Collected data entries
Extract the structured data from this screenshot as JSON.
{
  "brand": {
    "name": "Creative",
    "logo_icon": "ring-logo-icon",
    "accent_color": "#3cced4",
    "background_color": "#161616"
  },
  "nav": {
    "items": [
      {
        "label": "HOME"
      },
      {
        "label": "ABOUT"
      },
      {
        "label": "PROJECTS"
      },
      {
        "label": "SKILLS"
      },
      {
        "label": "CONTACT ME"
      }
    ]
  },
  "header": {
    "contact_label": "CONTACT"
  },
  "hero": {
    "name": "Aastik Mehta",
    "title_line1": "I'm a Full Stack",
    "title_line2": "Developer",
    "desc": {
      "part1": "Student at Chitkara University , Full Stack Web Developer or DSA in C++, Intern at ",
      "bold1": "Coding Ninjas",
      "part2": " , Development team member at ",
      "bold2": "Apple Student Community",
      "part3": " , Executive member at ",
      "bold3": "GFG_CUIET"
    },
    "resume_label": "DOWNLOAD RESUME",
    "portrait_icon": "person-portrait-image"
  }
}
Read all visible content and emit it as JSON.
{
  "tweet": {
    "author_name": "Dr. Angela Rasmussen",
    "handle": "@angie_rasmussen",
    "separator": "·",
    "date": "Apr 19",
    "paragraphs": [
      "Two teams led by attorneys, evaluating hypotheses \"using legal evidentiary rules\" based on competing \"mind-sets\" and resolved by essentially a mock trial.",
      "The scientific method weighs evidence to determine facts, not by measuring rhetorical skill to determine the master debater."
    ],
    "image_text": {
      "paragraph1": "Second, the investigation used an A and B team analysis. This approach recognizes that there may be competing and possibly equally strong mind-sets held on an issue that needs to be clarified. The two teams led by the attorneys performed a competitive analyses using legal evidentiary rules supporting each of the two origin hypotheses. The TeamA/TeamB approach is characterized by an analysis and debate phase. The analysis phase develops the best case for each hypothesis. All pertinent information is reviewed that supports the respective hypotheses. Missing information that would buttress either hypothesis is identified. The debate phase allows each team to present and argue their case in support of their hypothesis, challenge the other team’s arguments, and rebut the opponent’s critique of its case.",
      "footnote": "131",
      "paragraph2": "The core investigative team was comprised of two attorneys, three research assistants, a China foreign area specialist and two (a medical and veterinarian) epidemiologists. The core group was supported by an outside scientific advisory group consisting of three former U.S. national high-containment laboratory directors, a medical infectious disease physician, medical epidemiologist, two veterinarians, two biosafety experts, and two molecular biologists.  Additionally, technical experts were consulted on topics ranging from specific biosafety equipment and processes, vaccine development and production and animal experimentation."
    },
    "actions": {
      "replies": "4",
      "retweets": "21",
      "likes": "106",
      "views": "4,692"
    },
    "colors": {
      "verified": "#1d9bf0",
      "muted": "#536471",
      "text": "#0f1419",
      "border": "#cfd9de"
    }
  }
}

◆ What you need to do ◆
Go through the listing above and return every line where the word "hypotheses" occurs.

◆ Expected output ◆
      "Two teams led by attorneys, evaluating hypotheses \"using legal evidentiary rules\" based on competing \"mind-sets\" and resolved by essentially a mock trial.",
      "paragraph1": "Second, the investigation used an A and B team analysis. This approach recognizes that there may be competing and possibly equally strong mind-sets held on an issue that needs to be clarified. The two teams led by the attorneys performed a competitive analyses using legal evidentiary rules supporting each of the two origin hypotheses. The TeamA/TeamB approach is characterized by an analysis and debate phase. The analysis phase develops the best case for each hypothesis. All pertinent information is reviewed that supports the respective hypotheses. Missing information that would buttress either hypothesis is identified. The debate phase allows each team to present and argue their case in support of their hypothesis, challenge the other team’s arguments, and rebut the opponent’s critique of its case.",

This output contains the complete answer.